Among the lines of this listing, determine how many contain the string "name". Answer with the number only.
======== DATA SECTION
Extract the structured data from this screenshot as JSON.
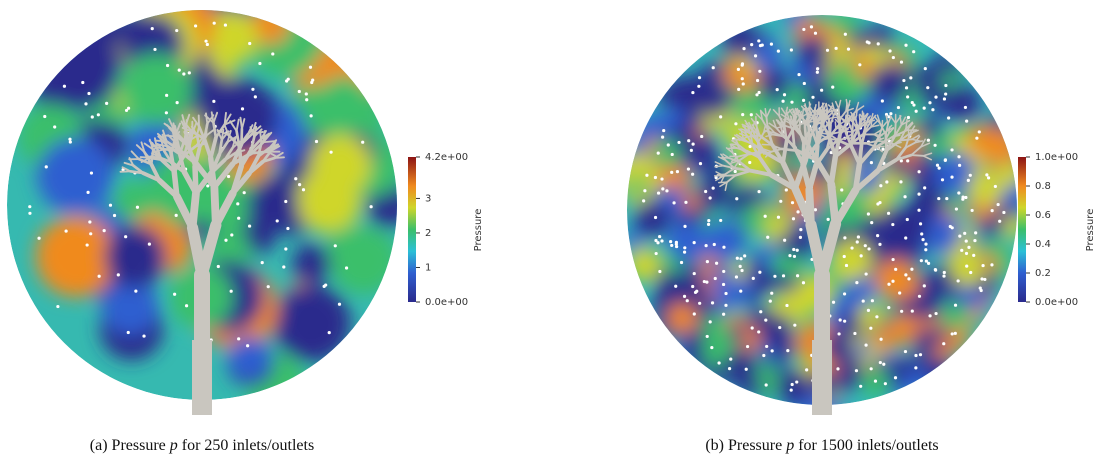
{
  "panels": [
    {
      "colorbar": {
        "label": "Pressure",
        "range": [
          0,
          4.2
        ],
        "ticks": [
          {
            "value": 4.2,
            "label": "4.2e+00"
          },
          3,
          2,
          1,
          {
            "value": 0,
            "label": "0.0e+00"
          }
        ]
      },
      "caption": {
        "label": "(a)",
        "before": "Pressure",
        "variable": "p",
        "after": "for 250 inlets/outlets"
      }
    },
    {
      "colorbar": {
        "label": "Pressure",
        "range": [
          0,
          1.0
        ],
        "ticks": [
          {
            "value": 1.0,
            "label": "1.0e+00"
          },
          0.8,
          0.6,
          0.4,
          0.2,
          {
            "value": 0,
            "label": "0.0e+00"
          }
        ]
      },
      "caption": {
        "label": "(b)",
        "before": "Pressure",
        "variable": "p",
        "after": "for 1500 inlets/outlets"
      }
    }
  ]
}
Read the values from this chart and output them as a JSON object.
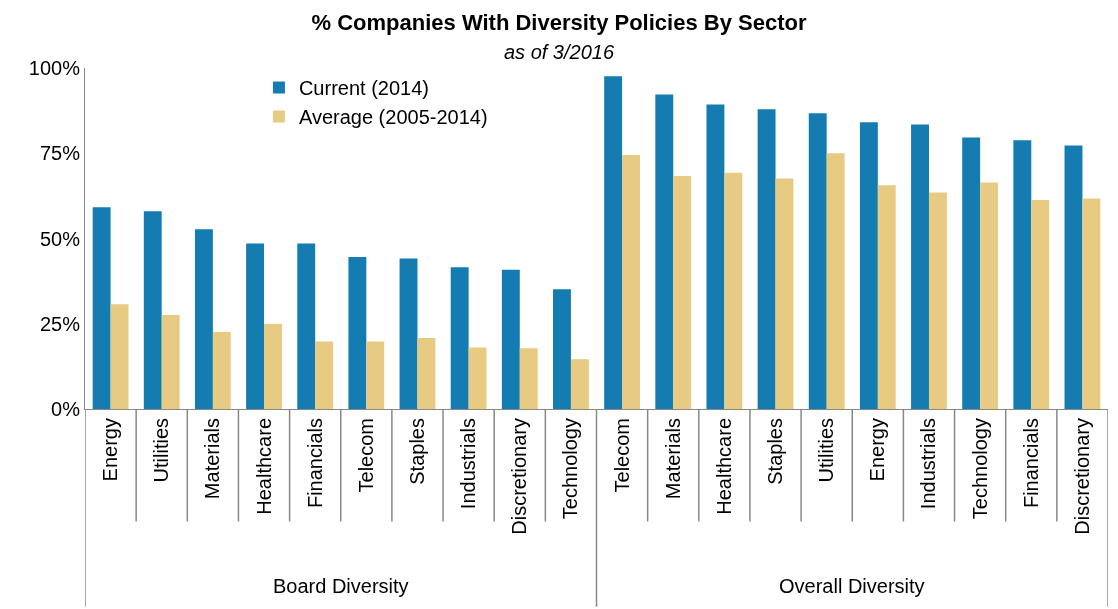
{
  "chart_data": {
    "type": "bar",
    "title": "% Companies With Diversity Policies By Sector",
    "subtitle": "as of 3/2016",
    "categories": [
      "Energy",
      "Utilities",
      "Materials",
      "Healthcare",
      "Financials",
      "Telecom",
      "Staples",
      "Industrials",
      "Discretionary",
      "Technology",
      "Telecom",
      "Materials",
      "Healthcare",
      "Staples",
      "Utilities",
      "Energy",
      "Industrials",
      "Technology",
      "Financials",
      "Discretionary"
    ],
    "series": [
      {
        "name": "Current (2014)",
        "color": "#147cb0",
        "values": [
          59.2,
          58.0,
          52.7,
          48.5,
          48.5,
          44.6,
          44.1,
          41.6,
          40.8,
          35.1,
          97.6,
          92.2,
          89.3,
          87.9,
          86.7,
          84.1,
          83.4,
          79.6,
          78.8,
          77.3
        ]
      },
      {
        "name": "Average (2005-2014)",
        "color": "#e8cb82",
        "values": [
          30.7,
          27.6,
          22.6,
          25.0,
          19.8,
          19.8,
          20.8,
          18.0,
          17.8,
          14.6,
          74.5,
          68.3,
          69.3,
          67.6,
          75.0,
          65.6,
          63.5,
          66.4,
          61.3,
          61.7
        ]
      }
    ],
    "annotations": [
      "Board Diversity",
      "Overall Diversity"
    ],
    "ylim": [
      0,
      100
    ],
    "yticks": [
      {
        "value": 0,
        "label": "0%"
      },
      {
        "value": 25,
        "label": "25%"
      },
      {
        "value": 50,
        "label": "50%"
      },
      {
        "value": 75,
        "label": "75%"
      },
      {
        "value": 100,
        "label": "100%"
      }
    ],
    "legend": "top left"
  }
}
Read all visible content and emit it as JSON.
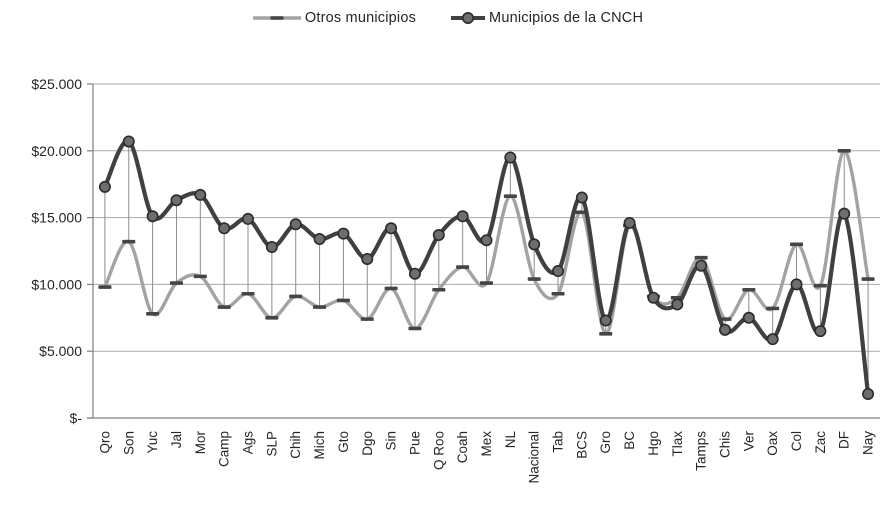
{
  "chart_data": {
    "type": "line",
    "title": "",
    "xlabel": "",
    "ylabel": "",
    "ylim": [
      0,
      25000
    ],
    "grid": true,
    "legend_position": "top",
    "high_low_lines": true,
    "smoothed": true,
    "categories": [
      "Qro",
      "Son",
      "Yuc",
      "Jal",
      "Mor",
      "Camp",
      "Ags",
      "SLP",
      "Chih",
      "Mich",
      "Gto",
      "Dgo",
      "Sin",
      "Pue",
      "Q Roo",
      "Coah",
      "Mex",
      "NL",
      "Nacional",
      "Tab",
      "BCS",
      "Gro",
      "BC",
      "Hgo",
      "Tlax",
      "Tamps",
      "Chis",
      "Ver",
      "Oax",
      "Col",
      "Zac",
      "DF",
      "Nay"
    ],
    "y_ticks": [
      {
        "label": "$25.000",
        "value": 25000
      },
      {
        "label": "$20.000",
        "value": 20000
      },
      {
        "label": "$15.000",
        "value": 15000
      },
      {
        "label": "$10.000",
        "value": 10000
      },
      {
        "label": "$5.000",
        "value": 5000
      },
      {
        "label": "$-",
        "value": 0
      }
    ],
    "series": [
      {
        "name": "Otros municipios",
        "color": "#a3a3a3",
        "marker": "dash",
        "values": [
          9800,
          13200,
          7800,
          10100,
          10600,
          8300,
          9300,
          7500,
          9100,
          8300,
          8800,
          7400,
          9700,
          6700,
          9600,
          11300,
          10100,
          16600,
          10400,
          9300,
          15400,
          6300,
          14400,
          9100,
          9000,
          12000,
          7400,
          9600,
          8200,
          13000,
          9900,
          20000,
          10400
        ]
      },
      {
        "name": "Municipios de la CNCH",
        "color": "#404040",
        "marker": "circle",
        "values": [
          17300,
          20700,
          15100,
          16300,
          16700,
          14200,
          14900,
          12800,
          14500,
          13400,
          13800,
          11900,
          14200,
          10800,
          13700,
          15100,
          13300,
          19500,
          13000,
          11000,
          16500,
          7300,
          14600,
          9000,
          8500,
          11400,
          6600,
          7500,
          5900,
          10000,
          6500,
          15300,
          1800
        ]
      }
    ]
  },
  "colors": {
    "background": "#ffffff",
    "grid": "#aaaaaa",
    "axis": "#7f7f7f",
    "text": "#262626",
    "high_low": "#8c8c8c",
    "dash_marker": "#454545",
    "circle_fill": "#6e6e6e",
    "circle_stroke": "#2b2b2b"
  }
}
================
======== DATA SECTION
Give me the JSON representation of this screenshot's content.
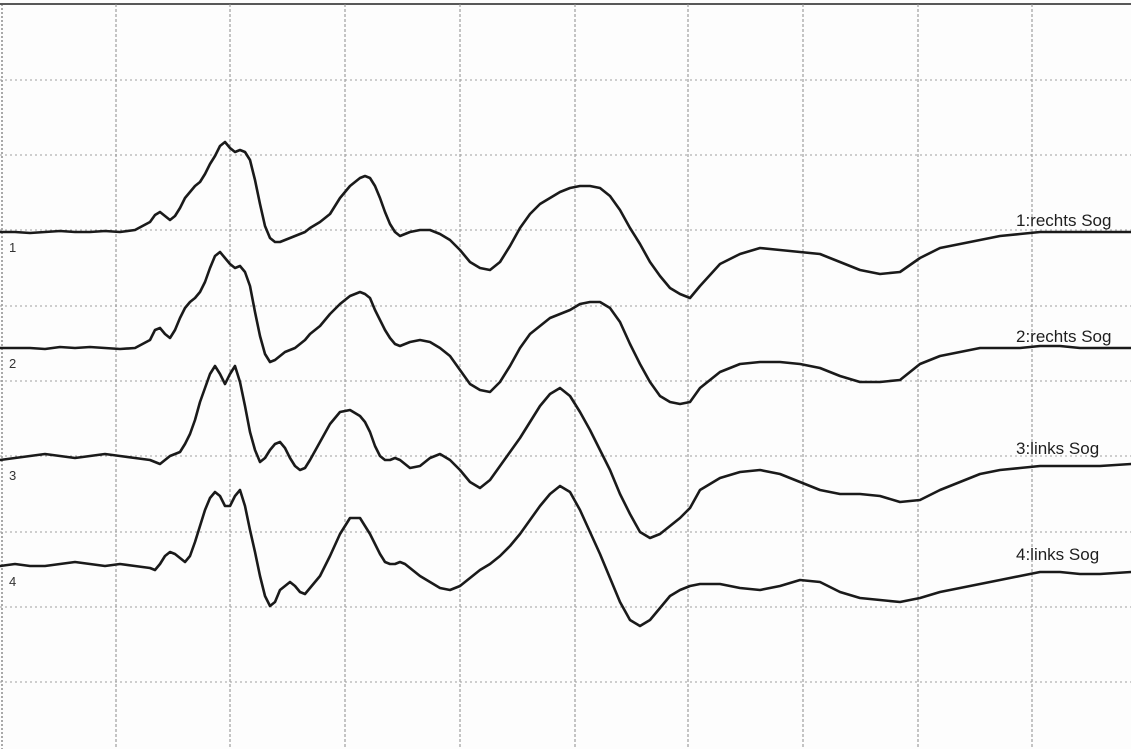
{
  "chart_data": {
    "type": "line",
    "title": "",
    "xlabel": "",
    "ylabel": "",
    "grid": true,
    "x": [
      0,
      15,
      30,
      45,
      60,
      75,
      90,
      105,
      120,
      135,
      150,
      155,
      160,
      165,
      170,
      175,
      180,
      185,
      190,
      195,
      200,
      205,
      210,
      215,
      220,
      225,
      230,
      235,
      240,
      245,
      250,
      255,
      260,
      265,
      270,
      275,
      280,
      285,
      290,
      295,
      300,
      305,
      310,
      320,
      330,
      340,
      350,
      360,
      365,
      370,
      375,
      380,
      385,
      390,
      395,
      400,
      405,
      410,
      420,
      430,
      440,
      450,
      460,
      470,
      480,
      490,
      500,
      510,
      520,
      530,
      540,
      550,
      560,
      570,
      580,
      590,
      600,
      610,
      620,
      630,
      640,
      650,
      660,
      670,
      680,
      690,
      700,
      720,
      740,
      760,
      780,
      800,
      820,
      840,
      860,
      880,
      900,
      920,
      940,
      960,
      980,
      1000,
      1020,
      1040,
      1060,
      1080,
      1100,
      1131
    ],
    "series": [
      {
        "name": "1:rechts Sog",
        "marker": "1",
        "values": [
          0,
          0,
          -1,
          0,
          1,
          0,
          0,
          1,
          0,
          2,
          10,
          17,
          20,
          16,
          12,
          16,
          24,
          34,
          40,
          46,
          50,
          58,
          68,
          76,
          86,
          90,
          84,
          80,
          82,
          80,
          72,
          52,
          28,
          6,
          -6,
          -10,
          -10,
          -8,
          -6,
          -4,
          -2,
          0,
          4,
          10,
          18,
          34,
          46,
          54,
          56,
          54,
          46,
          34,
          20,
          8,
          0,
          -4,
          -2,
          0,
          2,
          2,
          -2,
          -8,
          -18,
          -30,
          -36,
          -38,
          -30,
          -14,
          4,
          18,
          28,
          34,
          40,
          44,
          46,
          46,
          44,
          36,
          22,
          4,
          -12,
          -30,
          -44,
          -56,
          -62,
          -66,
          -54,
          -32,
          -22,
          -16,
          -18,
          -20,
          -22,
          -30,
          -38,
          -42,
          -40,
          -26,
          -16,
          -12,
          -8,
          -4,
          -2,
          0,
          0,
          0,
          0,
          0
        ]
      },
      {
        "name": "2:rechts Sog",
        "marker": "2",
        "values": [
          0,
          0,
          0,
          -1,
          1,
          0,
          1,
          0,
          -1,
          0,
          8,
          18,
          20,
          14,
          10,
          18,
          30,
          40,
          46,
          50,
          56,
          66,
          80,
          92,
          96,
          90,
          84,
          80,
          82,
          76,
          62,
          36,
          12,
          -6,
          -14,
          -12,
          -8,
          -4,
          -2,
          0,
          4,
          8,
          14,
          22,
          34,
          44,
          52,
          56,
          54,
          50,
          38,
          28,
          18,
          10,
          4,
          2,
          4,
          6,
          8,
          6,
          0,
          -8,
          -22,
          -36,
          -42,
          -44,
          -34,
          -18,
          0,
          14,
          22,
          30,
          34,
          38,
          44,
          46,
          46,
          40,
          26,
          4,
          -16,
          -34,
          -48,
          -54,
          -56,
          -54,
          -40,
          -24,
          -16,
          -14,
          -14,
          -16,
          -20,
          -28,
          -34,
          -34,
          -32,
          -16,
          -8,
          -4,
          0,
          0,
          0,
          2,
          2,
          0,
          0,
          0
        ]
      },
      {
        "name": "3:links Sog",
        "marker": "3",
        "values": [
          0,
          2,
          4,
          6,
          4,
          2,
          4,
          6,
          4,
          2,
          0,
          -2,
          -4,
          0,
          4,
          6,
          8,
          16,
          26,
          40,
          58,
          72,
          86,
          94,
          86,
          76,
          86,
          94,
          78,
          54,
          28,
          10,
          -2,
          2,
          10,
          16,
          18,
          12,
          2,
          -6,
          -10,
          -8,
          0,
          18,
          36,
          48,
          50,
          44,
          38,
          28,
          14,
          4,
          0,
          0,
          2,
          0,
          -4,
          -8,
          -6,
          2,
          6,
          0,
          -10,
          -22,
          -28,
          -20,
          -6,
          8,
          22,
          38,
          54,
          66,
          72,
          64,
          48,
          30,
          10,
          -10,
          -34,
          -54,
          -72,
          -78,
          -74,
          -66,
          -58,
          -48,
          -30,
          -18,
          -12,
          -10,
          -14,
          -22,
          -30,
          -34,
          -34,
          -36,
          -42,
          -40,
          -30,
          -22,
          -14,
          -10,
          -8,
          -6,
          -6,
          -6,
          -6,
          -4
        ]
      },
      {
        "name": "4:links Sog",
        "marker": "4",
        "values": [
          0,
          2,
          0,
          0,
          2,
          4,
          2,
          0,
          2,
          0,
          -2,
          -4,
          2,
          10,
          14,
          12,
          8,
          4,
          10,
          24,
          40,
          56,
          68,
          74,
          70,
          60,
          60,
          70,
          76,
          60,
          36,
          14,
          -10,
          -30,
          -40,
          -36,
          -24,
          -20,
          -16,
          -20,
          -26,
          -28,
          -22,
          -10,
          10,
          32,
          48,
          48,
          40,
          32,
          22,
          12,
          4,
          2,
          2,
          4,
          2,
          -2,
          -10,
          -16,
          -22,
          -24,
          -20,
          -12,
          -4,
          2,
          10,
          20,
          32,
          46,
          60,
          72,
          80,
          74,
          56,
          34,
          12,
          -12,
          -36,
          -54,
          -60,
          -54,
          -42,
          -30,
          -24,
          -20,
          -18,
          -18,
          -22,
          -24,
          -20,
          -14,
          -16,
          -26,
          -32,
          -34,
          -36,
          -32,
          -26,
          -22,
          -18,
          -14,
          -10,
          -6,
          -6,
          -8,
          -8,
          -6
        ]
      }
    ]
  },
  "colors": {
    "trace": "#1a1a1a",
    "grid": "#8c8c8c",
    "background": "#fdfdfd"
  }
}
================
ANSWER TO THIS EXERCISE:
8